— DATA LINES —
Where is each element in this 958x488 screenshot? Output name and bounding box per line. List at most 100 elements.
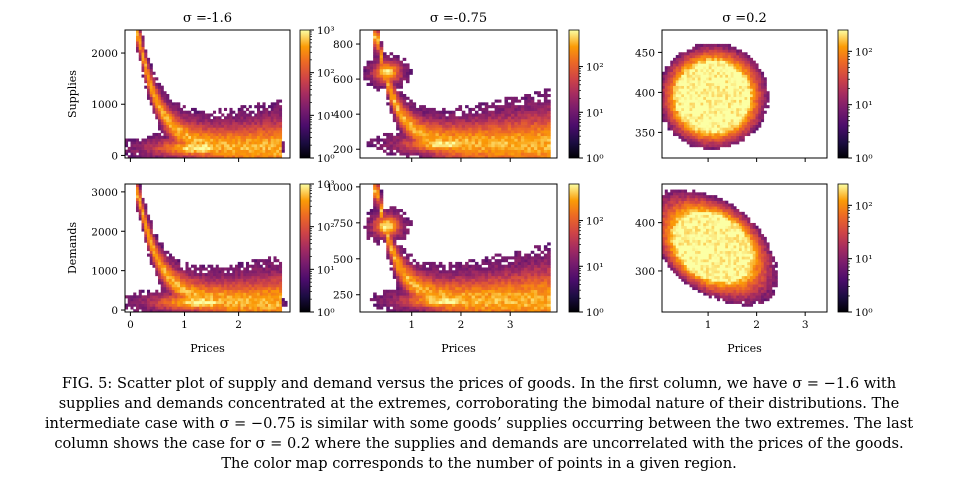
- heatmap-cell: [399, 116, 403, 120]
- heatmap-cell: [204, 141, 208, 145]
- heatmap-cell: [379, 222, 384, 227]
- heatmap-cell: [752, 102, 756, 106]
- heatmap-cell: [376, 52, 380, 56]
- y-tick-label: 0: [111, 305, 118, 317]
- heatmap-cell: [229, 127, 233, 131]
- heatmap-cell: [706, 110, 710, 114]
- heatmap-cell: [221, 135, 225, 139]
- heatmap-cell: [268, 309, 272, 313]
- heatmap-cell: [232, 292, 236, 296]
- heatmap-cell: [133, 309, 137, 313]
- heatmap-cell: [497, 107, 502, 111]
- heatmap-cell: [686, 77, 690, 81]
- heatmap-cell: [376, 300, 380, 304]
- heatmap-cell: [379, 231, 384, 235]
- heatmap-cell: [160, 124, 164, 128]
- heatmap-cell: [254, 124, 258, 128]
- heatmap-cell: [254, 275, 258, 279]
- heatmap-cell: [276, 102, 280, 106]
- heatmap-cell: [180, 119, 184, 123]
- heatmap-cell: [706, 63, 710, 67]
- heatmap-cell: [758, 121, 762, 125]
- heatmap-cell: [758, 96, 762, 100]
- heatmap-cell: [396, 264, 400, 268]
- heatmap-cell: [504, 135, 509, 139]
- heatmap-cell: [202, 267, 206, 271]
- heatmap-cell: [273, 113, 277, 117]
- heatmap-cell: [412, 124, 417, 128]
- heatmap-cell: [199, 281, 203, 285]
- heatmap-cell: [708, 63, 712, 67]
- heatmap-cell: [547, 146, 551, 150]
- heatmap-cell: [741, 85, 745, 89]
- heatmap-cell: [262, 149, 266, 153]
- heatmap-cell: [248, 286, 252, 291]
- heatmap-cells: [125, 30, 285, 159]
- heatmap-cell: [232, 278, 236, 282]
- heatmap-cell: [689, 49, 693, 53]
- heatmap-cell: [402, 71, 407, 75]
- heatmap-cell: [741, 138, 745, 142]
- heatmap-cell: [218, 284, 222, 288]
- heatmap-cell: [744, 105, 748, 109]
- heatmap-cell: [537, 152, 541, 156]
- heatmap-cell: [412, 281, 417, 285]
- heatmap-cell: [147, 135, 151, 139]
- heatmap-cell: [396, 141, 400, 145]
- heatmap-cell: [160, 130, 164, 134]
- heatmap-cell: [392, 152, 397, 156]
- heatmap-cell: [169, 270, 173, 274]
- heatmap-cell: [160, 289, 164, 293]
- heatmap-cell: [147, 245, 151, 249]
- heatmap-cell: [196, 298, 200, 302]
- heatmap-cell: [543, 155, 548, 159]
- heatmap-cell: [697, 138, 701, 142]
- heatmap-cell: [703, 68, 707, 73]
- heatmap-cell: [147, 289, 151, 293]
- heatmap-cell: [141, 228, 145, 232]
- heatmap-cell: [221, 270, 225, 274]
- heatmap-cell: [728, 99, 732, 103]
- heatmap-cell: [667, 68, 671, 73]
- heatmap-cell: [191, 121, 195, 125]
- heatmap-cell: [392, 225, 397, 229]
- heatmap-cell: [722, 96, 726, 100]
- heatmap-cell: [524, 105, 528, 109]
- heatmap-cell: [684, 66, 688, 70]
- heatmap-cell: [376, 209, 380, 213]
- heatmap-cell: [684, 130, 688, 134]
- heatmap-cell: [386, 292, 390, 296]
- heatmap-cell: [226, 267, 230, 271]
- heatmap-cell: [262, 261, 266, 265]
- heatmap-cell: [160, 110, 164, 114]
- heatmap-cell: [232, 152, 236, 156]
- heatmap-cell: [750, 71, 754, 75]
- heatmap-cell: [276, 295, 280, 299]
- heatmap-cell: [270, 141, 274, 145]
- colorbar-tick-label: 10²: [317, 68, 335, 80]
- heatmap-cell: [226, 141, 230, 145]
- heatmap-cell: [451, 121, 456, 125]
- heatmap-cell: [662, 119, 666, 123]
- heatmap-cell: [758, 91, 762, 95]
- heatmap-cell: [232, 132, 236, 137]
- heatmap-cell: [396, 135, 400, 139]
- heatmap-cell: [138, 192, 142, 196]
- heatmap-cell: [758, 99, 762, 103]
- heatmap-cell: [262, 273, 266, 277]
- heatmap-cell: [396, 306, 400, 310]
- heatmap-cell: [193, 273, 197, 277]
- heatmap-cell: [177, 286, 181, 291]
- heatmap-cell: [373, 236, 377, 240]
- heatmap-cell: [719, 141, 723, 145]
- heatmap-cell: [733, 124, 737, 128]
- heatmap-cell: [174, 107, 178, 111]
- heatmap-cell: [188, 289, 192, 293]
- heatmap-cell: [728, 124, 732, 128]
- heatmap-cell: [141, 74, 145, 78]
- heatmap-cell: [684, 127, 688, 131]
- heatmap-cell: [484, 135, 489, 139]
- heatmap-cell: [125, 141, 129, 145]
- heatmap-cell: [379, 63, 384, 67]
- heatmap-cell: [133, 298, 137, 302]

--

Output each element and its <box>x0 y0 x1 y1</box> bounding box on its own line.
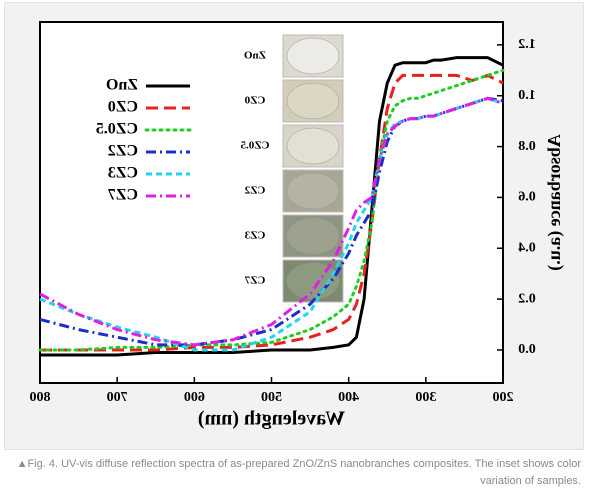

— TASK INSTRUCTIONS —
Switch "heatmap-cell" to "heatmap-square" in the part of Block 1 that opens with the line containing "Where is each" and closes with the line containing "- heatmap-cell: [160, 124, 164, 128]", and give back only those lines with everything else unchanged. Omit the picture from your answer.

— RESULT OF THE TASK —
Where is each element in this 958x488 screenshot? Output name and bounding box per line. List at most 100 elements.
- heatmap-square: [399, 116, 403, 120]
- heatmap-square: [204, 141, 208, 145]
- heatmap-square: [379, 222, 384, 227]
- heatmap-square: [752, 102, 756, 106]
- heatmap-square: [376, 52, 380, 56]
- y-tick-label: 0: [111, 305, 118, 317]
- heatmap-square: [229, 127, 233, 131]
- heatmap-square: [706, 110, 710, 114]
- heatmap-square: [221, 135, 225, 139]
- heatmap-square: [268, 309, 272, 313]
- heatmap-square: [232, 292, 236, 296]
- heatmap-square: [133, 309, 137, 313]
- heatmap-square: [497, 107, 502, 111]
- heatmap-square: [686, 77, 690, 81]
- heatmap-square: [376, 300, 380, 304]
- heatmap-square: [379, 231, 384, 235]
- heatmap-square: [160, 124, 164, 128]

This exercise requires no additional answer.